Stated task
Go through the listing and copy every line word for word.

━━━━━ Data for this exercise

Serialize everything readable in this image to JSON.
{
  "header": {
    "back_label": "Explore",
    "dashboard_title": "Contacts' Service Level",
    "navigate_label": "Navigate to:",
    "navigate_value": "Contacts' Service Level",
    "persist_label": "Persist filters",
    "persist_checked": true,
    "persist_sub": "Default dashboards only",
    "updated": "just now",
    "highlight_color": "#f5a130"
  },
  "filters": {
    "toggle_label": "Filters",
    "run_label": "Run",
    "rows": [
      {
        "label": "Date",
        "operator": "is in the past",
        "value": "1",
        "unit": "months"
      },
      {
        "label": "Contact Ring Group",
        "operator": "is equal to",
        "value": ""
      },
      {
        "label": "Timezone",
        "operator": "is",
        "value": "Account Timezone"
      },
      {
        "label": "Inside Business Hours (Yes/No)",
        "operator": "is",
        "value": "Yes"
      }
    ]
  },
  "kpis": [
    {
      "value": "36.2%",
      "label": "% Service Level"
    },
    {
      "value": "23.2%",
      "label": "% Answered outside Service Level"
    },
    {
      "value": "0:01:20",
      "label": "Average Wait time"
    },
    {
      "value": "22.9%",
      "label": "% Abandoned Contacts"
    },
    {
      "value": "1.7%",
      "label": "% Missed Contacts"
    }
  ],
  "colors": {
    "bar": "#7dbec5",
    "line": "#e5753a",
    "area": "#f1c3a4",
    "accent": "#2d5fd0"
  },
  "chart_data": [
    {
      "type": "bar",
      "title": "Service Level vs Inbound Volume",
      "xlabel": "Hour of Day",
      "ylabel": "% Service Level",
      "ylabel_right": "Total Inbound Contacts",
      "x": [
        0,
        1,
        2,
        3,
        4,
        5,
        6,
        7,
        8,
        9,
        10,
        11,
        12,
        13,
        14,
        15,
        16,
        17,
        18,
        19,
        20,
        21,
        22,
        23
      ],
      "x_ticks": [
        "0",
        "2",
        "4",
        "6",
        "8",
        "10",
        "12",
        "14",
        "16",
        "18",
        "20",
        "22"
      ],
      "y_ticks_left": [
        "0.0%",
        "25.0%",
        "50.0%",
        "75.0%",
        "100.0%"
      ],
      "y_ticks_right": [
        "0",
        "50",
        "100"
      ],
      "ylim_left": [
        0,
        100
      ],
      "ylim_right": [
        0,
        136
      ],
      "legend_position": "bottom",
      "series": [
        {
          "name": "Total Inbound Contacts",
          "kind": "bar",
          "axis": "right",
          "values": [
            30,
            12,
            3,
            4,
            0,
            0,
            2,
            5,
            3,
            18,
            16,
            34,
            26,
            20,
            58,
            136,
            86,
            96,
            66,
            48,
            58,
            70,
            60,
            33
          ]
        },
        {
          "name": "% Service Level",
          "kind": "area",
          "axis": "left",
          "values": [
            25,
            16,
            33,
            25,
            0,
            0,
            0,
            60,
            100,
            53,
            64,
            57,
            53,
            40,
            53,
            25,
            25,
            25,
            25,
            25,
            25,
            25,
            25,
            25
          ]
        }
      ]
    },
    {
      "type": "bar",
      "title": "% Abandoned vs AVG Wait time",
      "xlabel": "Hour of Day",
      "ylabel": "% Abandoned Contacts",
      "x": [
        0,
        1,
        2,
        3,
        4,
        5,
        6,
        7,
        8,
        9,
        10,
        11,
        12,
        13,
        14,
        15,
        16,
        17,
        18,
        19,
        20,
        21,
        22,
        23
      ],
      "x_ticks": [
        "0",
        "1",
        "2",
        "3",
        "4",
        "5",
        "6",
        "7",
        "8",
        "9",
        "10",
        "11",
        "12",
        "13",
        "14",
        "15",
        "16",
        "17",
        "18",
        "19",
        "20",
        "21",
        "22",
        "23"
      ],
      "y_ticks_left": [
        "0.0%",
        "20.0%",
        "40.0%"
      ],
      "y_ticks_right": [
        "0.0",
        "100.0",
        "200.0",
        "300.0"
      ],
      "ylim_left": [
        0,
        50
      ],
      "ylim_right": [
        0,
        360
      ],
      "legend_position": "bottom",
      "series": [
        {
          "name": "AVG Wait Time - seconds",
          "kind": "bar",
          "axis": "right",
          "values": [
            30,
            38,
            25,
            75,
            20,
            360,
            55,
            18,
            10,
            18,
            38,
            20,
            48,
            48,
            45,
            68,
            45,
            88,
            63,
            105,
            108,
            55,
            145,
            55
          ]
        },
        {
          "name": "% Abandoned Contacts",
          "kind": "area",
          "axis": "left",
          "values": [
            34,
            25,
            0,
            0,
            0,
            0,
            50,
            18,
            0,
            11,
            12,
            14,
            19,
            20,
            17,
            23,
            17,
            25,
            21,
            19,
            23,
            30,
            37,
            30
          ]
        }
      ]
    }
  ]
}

━━━━━━━━━━

Complete answer
Serialize everything readable in this image to JSON.
{
  "header": {
    "back_label": "Explore",
    "dashboard_title": "Contacts' Service Level",
    "navigate_label": "Navigate to:",
    "navigate_value": "Contacts' Service Level",
    "persist_label": "Persist filters",
    "persist_checked": true,
    "persist_sub": "Default dashboards only",
    "updated": "just now",
    "highlight_color": "#f5a130"
  },
  "filters": {
    "toggle_label": "Filters",
    "run_label": "Run",
    "rows": [
      {
        "label": "Date",
        "operator": "is in the past",
        "value": "1",
        "unit": "months"
      },
      {
        "label": "Contact Ring Group",
        "operator": "is equal to",
        "value": ""
      },
      {
        "label": "Timezone",
        "operator": "is",
        "value": "Account Timezone"
      },
      {
        "label": "Inside Business Hours (Yes/No)",
        "operator": "is",
        "value": "Yes"
      }
    ]
  },
  "kpis": [
    {
      "value": "36.2%",
      "label": "% Service Level"
    },
    {
      "value": "23.2%",
      "label": "% Answered outside Service Level"
    },
    {
      "value": "0:01:20",
      "label": "Average Wait time"
    },
    {
      "value": "22.9%",
      "label": "% Abandoned Contacts"
    },
    {
      "value": "1.7%",
      "label": "% Missed Contacts"
    }
  ],
  "colors": {
    "bar": "#7dbec5",
    "line": "#e5753a",
    "area": "#f1c3a4",
    "accent": "#2d5fd0"
  },
  "chart_data": [
    {
      "type": "bar",
      "title": "Service Level vs Inbound Volume",
      "xlabel": "Hour of Day",
      "ylabel": "% Service Level",
      "ylabel_right": "Total Inbound Contacts",
      "x": [
        0,
        1,
        2,
        3,
        4,
        5,
        6,
        7,
        8,
        9,
        10,
        11,
        12,
        13,
        14,
        15,
        16,
        17,
        18,
        19,
        20,
        21,
        22,
        23
      ],
      "x_ticks": [
        "0",
        "2",
        "4",
        "6",
        "8",
        "10",
        "12",
        "14",
        "16",
        "18",
        "20",
        "22"
      ],
      "y_ticks_left": [
        "0.0%",
        "25.0%",
        "50.0%",
        "75.0%",
        "100.0%"
      ],
      "y_ticks_right": [
        "0",
        "50",
        "100"
      ],
      "ylim_left": [
        0,
        100
      ],
      "ylim_right": [
        0,
        136
      ],
      "legend_position": "bottom",
      "series": [
        {
          "name": "Total Inbound Contacts",
          "kind": "bar",
          "axis": "right",
          "values": [
            30,
            12,
            3,
            4,
            0,
            0,
            2,
            5,
            3,
            18,
            16,
            34,
            26,
            20,
            58,
            136,
            86,
            96,
            66,
            48,
            58,
            70,
            60,
            33
          ]
        },
        {
          "name": "% Service Level",
          "kind": "area",
          "axis": "left",
          "values": [
            25,
            16,
            33,
            25,
            0,
            0,
            0,
            60,
            100,
            53,
            64,
            57,
            53,
            40,
            53,
            25,
            25,
            25,
            25,
            25,
            25,
            25,
            25,
            25
          ]
        }
      ]
    },
    {
      "type": "bar",
      "title": "% Abandoned vs AVG Wait time",
      "xlabel": "Hour of Day",
      "ylabel": "% Abandoned Contacts",
      "x": [
        0,
        1,
        2,
        3,
        4,
        5,
        6,
        7,
        8,
        9,
        10,
        11,
        12,
        13,
        14,
        15,
        16,
        17,
        18,
        19,
        20,
        21,
        22,
        23
      ],
      "x_ticks": [
        "0",
        "1",
        "2",
        "3",
        "4",
        "5",
        "6",
        "7",
        "8",
        "9",
        "10",
        "11",
        "12",
        "13",
        "14",
        "15",
        "16",
        "17",
        "18",
        "19",
        "20",
        "21",
        "22",
        "23"
      ],
      "y_ticks_left": [
        "0.0%",
        "20.0%",
        "40.0%"
      ],
      "y_ticks_right": [
        "0.0",
        "100.0",
        "200.0",
        "300.0"
      ],
      "ylim_left": [
        0,
        50
      ],
      "ylim_right": [
        0,
        360
      ],
      "legend_position": "bottom",
      "series": [
        {
          "name": "AVG Wait Time - seconds",
          "kind": "bar",
          "axis": "right",
          "values": [
            30,
            38,
            25,
            75,
            20,
            360,
            55,
            18,
            10,
            18,
            38,
            20,
            48,
            48,
            45,
            68,
            45,
            88,
            63,
            105,
            108,
            55,
            145,
            55
          ]
        },
        {
          "name": "% Abandoned Contacts",
          "kind": "area",
          "axis": "left",
          "values": [
            34,
            25,
            0,
            0,
            0,
            0,
            50,
            18,
            0,
            11,
            12,
            14,
            19,
            20,
            17,
            23,
            17,
            25,
            21,
            19,
            23,
            30,
            37,
            30
          ]
        }
      ]
    }
  ]
}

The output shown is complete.